__Partes do exercício__
1. Indique se cada afirmação abaixo está de acordo com o texto sobre autoconhecimento, respondendo sim ou não e citando literalmente as palavras do texto que decidem a questão: (a) a pergunta "Quem é você?" pode causar incômodo; (b) o autoconhecimento nos leva a criar discussões com quem nos rotula; (c) o autoconhecimento nos faz separar as coisas em ao menos dois grupos.
2. Prossiga com o texto sobre autoconhecimento, começando logo após a última frase apresentada.

--- Trecho do texto ---

A pergunta que nos coloca diante de nós mesmos – Quem é você? – pode ser um tanto incômoda. Isso porque, às vezes, percebemos o quanto somos desconhecidos a nós mesmos. Ou, em outras vezes, a ficha cai a descobrimos o quanto abrimos mão de nossa essência, de quem realmente somos, apenas para agradar ao mundo de exigências que nos cerca.
Mas fato é que tal pergunta possui a sua real importância e necessidade: encaminha-nos ao autoconhecimento. E é através dele que passamos a filtrar a realidade e separar as coisas em ao menos dois grupos: aqueles que nos servem e aquelas que podemos descartar. É através dele que deixamos de nos importar tanto com o que é que vão pensar de nós. É construindo nosso autoconhecimento que, mesmo que não criemos discussões, simplesmente ignoramos os rótulos que a nós direcionam, pois sabemos quem verdadeiramente está por trás das definições que fazem a nosso respeito.

--- Material de estudo ---

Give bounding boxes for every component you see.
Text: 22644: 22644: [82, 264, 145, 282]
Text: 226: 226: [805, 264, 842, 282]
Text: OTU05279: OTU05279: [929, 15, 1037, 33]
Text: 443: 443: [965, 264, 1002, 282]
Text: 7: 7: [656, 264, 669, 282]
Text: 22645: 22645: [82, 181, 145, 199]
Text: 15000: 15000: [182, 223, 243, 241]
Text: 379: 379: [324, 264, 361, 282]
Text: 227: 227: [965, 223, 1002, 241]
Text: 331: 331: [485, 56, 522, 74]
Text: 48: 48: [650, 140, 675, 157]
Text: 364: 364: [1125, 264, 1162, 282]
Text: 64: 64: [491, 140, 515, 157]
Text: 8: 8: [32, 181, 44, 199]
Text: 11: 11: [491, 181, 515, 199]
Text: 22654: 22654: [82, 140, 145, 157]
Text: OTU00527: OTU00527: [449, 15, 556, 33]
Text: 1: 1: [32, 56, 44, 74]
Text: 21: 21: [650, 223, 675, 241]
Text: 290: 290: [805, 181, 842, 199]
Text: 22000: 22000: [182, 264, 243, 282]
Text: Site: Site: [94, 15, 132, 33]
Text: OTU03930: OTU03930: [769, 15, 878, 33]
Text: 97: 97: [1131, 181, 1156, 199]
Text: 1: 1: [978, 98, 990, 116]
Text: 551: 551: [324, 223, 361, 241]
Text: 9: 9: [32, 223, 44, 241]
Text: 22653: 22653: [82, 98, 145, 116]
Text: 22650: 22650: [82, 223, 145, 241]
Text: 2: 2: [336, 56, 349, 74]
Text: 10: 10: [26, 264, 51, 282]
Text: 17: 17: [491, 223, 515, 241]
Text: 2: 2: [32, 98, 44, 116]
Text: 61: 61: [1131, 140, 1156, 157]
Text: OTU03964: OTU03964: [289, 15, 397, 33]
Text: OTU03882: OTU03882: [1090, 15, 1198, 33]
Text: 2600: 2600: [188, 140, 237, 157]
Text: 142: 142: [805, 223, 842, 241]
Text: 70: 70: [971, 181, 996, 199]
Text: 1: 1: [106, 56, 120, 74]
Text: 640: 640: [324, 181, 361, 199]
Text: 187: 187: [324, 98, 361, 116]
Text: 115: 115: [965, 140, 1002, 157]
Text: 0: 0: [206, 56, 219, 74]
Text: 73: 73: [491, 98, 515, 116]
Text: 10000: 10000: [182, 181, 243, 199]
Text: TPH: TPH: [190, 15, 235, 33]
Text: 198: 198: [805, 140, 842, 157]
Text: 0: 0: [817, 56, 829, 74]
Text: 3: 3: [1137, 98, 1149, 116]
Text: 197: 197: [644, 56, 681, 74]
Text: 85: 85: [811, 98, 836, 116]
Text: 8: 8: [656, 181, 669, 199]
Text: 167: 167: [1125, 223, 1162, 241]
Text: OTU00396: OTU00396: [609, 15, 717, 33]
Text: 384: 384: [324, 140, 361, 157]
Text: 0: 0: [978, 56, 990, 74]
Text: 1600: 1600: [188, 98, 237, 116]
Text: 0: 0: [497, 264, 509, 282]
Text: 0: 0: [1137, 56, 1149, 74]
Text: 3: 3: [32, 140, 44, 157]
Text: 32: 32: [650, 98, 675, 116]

---

__Suas respostas__
1.
(a) Sim: "pode ser um tanto incômoda".
(b) Não: "mesmo que não criemos discussões, simplesmente ignoramos os rótulos que a nós direcionam".
(c) Sim: "separar as coisas em ao menos dois grupos".

2.
Com o autoconhecimento não nos limitamos para sermos aceitos. Com o autoconhecimento não nos forçamos a fronteiras que não podemos – e, em muitos momentos, nem queremos – romper. Aceitamos quem somos. Mudamos o que podemos. E nos tornamos melhores a nós mesmos. Entendemos que somos raros: não há ninguém como nós. E, assim, passamos a viver a vida como ninguém mais a viveria.